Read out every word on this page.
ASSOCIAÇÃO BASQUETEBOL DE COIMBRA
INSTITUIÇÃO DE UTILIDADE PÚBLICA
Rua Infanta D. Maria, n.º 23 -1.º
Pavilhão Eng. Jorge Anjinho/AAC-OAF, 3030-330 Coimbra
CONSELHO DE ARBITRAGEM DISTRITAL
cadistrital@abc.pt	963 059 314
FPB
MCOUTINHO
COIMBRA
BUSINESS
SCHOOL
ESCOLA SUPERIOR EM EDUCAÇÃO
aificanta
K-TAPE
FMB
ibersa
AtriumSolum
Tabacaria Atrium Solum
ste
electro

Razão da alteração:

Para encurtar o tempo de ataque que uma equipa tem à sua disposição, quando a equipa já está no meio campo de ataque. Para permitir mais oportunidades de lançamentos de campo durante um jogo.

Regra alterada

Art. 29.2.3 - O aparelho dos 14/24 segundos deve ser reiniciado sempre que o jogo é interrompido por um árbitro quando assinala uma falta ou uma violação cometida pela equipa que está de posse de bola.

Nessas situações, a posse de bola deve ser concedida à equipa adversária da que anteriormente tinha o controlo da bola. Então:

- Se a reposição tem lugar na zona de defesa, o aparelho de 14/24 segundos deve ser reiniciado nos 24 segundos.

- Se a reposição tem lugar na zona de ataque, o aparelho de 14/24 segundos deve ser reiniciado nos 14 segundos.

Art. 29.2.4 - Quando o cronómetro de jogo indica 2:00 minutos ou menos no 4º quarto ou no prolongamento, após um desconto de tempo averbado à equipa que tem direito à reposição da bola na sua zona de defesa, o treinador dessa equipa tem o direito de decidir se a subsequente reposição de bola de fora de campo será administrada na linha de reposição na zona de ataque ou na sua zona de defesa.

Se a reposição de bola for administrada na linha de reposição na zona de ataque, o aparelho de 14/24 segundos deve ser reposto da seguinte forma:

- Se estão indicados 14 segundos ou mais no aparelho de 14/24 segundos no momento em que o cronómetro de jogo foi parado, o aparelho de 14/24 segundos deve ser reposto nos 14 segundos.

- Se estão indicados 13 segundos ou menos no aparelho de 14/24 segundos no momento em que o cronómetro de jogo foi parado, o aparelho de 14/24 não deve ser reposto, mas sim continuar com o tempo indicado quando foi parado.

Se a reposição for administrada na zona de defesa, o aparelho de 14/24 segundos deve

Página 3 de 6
● ● ● ● ● ● ●
PROMPT
Each line in the data that holds the string "indicados" should be found and copied.

EXPECTED ANSWER
- Se estão indicados 14 segundos ou mais no aparelho de 14/24 segundos no momento em que o cronómetro de jogo foi parado, o aparelho de 14/24 segundos deve ser reposto nos 14 segundos.
- Se estão indicados 13 segundos ou menos no aparelho de 14/24 segundos no momento em que o cronómetro de jogo foi parado, o aparelho de 14/24 não deve ser reposto, mas sim continuar com o tempo indicado quando foi parado.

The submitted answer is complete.